§ **SHORT EXERCISE**:
Find each line containing the string "JSON". Copy it.
___ GIVEN DATA ___
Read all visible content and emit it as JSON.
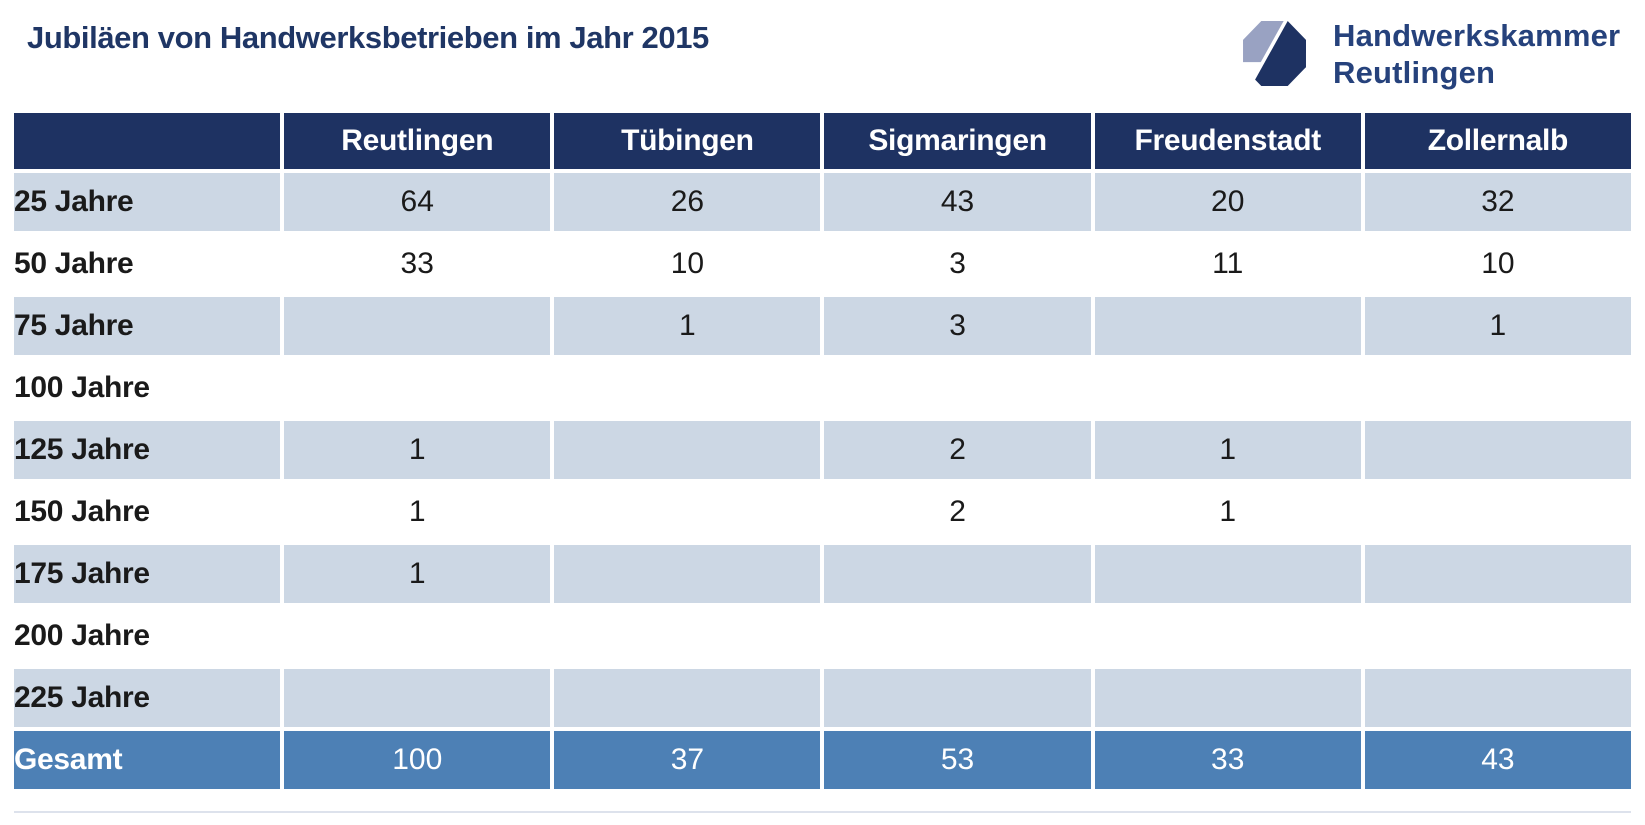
{
  "title": "Jubiläen von Handwerksbetrieben im Jahr 2015",
  "logo": {
    "line1": "Handwerkskammer",
    "line2": "Reutlingen"
  },
  "colors": {
    "navy": "#1e3262",
    "stripe": "#ccd7e4",
    "total_blue": "#4d80b5",
    "title_text": "#1f3665",
    "logo_light": "#99a2c2",
    "logo_dark": "#1e3262",
    "logo_text": "#26427c",
    "value_text": "#1a1a1a"
  },
  "chart_data": {
    "type": "table",
    "title": "Jubiläen von Handwerksbetrieben im Jahr 2015",
    "columns": [
      "",
      "Reutlingen",
      "Tübingen",
      "Sigmaringen",
      "Freudenstadt",
      "Zollernalb"
    ],
    "rows": [
      {
        "label": "25 Jahre",
        "values": [
          "64",
          "26",
          "43",
          "20",
          "32"
        ]
      },
      {
        "label": "50 Jahre",
        "values": [
          "33",
          "10",
          "3",
          "11",
          "10"
        ]
      },
      {
        "label": "75 Jahre",
        "values": [
          "",
          "1",
          "3",
          "",
          "1"
        ]
      },
      {
        "label": "100 Jahre",
        "values": [
          "",
          "",
          "",
          "",
          ""
        ]
      },
      {
        "label": "125 Jahre",
        "values": [
          "1",
          "",
          "2",
          "1",
          ""
        ]
      },
      {
        "label": "150 Jahre",
        "values": [
          "1",
          "",
          "2",
          "1",
          ""
        ]
      },
      {
        "label": "175 Jahre",
        "values": [
          "1",
          "",
          "",
          "",
          ""
        ]
      },
      {
        "label": "200 Jahre",
        "values": [
          "",
          "",
          "",
          "",
          ""
        ]
      },
      {
        "label": "225 Jahre",
        "values": [
          "",
          "",
          "",
          "",
          ""
        ]
      }
    ],
    "total_row": {
      "label": "Gesamt",
      "values": [
        "100",
        "37",
        "53",
        "33",
        "43"
      ]
    },
    "layout_hints": {
      "striped_rows": "alternating starting with first data row",
      "header_style": "navy, white bold centered",
      "total_style": "medium blue, white text"
    }
  }
}
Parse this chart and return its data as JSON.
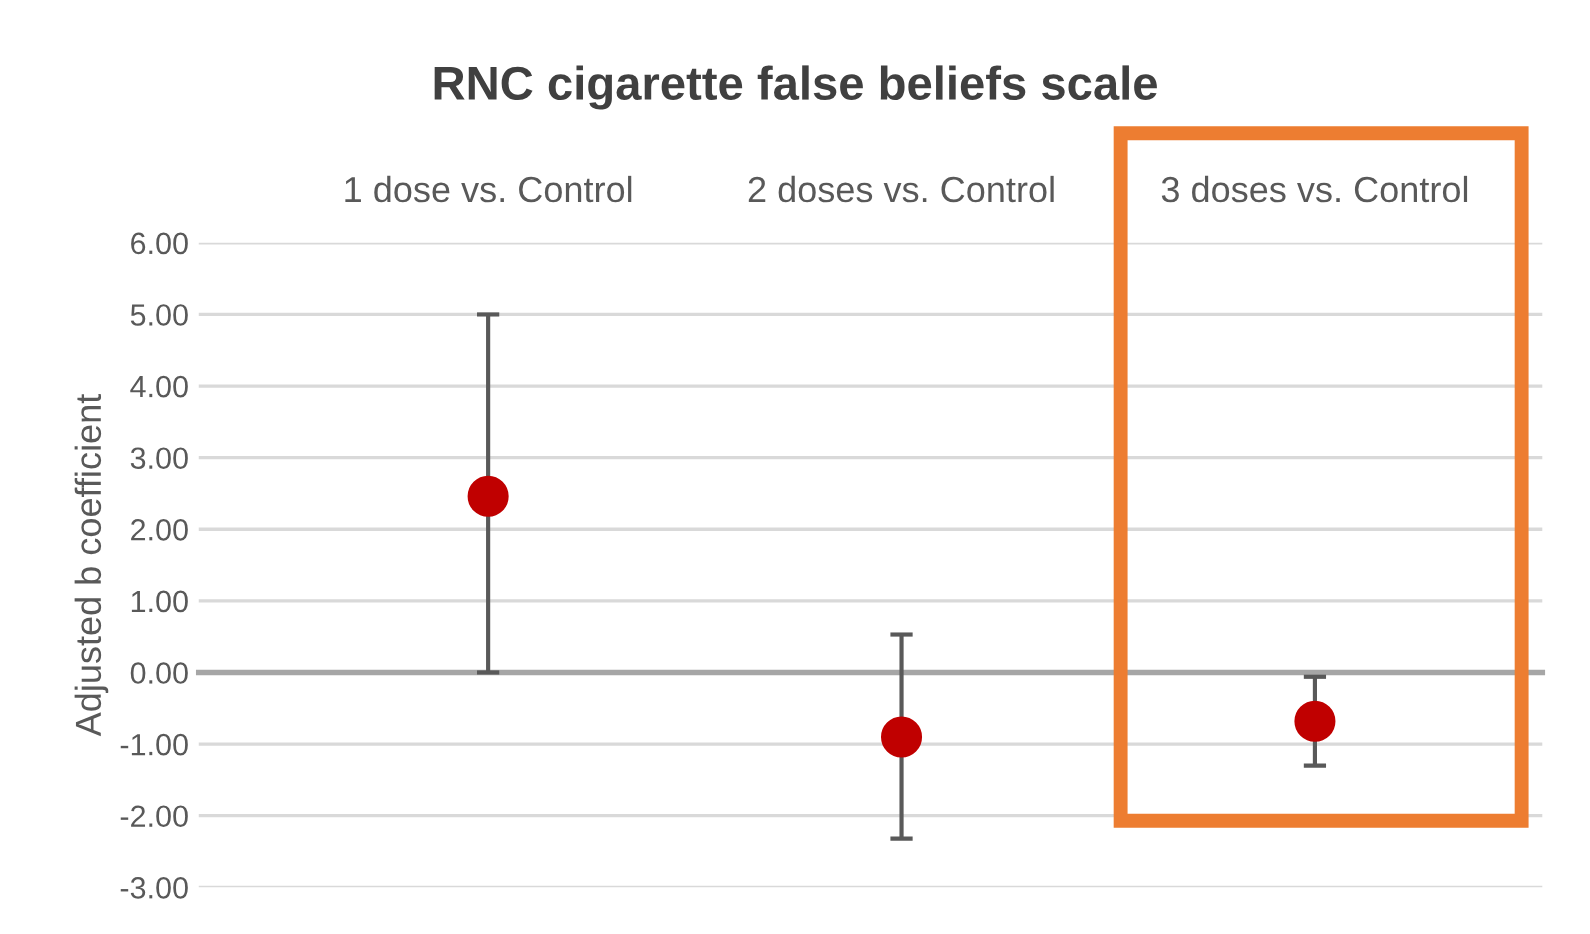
{
  "chart_data": {
    "type": "scatter",
    "title": "RNC cigarette false beliefs scale",
    "ylabel": "Adjusted b coefficient",
    "categories": [
      "1 dose vs. Control",
      "2 doses vs. Control",
      "3 doses vs. Control"
    ],
    "series": [
      {
        "color": "#c00000",
        "values": [
          2.46,
          -0.9,
          -0.68
        ],
        "errors": [
          [
            0.0,
            5.0
          ],
          [
            -2.32,
            0.53
          ],
          [
            -1.3,
            -0.06
          ]
        ]
      }
    ],
    "ylim": [
      -3,
      6
    ],
    "yticks": [
      {
        "value": -3,
        "label": "-3.00"
      },
      {
        "value": -2,
        "label": "-2.00"
      },
      {
        "value": -1,
        "label": "-1.00"
      },
      {
        "value": 0,
        "label": "0.00"
      },
      {
        "value": 1,
        "label": "1.00"
      },
      {
        "value": 2,
        "label": "2.00"
      },
      {
        "value": 3,
        "label": "3.00"
      },
      {
        "value": 4,
        "label": "4.00"
      },
      {
        "value": 5,
        "label": "5.00"
      },
      {
        "value": 6,
        "label": "6.00"
      }
    ],
    "grid": "y",
    "marker": "circle",
    "legend": false
  }
}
___
§ **ANSWER**:
Read all visible content and emit it as JSON.
Parse this chart and return its data as JSON.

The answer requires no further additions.